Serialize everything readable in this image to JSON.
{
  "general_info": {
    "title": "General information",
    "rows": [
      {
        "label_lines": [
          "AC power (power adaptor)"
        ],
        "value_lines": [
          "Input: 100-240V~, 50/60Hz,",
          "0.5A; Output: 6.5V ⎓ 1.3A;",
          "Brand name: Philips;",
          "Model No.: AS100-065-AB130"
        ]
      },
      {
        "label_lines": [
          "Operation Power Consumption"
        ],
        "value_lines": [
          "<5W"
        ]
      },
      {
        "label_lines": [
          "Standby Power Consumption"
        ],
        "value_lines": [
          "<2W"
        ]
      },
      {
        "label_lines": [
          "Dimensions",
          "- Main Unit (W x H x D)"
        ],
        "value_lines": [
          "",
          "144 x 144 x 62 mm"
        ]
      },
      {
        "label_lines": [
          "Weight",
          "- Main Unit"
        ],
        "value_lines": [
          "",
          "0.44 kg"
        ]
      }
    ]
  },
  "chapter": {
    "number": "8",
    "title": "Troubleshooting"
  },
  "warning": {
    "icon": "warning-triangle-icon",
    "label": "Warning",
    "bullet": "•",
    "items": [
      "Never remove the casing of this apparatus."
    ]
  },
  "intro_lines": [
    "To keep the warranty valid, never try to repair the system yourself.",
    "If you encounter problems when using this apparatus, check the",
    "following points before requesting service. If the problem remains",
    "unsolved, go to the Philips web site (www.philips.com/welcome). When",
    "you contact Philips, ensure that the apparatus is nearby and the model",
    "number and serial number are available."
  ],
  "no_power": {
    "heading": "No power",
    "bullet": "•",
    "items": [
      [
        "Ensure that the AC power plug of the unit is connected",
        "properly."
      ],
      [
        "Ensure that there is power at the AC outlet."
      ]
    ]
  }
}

* Do this:
Which lines include the word "apparatus"? Copy every one of them.

* Written solution:
      "Never remove the casing of this apparatus."
    "If you encounter problems when using this apparatus, check the",
    "you contact Philips, ensure that the apparatus is nearby and the model",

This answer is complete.